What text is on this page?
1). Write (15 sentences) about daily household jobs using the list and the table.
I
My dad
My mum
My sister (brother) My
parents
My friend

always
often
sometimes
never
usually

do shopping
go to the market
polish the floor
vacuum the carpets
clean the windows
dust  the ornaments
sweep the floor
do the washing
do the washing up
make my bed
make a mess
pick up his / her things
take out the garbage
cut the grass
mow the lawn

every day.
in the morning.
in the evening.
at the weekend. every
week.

Written exercise - From the preceding material, extract every line exactly.

Problem solution -
What text is on this page?
1). Write (15 sentences) about daily household jobs using the list and the table.
I
My dad
My mum
My sister (brother) My
parents
My friend

always
often
sometimes
never
usually

do shopping
go to the market
polish the floor
vacuum the carpets
clean the windows
dust  the ornaments
sweep the floor
do the washing
do the washing up
make my bed
make a mess
pick up his / her things
take out the garbage
cut the grass
mow the lawn

every day.
in the morning.
in the evening.
at the weekend. every
week.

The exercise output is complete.